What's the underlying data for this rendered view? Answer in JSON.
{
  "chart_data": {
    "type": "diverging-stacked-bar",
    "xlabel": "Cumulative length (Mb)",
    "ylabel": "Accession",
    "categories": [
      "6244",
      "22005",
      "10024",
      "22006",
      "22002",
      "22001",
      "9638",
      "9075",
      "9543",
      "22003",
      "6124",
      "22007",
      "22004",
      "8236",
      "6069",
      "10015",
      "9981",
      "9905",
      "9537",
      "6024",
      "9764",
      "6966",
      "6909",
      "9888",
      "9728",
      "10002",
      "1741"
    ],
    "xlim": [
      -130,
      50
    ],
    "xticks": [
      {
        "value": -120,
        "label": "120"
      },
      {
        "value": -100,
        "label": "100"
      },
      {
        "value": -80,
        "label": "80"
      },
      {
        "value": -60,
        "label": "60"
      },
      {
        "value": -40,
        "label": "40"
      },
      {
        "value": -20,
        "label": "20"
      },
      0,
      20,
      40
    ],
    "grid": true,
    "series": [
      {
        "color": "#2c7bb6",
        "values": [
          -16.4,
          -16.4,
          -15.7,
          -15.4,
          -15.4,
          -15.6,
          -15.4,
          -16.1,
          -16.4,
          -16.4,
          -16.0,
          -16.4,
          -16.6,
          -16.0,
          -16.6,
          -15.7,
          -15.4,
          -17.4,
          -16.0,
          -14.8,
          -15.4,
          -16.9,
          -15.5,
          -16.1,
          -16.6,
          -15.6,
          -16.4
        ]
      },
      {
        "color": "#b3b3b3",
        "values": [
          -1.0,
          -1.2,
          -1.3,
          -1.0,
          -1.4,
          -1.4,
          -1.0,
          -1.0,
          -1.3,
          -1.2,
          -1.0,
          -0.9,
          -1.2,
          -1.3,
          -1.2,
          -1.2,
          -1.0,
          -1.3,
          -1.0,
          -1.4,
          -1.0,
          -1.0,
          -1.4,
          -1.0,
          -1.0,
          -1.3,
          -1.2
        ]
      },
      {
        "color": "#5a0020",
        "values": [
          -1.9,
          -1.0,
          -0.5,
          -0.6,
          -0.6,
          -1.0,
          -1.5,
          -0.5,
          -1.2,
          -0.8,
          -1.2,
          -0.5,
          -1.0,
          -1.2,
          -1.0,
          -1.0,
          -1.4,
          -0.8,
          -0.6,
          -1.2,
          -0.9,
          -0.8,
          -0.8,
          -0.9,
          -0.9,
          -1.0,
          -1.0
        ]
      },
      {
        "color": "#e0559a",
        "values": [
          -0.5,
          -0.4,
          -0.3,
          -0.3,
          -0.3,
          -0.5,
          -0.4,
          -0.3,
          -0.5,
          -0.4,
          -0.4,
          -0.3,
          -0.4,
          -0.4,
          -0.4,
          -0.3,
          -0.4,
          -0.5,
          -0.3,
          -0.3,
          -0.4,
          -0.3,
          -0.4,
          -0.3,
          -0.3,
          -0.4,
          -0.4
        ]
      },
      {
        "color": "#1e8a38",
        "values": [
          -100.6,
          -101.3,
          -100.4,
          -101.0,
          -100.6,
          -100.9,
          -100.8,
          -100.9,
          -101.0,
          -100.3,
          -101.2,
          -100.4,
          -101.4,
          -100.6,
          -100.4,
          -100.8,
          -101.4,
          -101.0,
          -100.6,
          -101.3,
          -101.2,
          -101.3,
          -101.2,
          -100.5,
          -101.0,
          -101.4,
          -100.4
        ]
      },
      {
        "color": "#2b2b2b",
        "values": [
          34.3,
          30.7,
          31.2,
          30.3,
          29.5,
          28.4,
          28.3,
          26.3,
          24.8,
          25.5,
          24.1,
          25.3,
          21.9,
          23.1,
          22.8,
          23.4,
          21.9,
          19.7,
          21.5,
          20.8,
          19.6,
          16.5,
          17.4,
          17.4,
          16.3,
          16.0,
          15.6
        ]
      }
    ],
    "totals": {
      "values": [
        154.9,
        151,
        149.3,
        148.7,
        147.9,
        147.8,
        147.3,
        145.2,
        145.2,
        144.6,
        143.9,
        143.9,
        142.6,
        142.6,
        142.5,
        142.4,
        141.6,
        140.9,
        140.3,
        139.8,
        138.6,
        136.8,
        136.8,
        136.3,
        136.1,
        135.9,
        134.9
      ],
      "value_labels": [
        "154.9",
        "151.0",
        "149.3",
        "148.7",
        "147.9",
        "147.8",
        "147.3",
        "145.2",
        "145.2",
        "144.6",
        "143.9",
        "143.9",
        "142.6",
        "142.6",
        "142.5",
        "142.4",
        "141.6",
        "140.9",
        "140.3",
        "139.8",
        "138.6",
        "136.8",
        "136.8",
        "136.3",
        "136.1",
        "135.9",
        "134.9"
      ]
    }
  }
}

## Written task
Scan the material above. Copy each line that holds the word "color".

## Correct response
        "color": "#2c7bb6",
        "color": "#b3b3b3",
        "color": "#5a0020",
        "color": "#e0559a",
        "color": "#1e8a38",
        "color": "#2b2b2b",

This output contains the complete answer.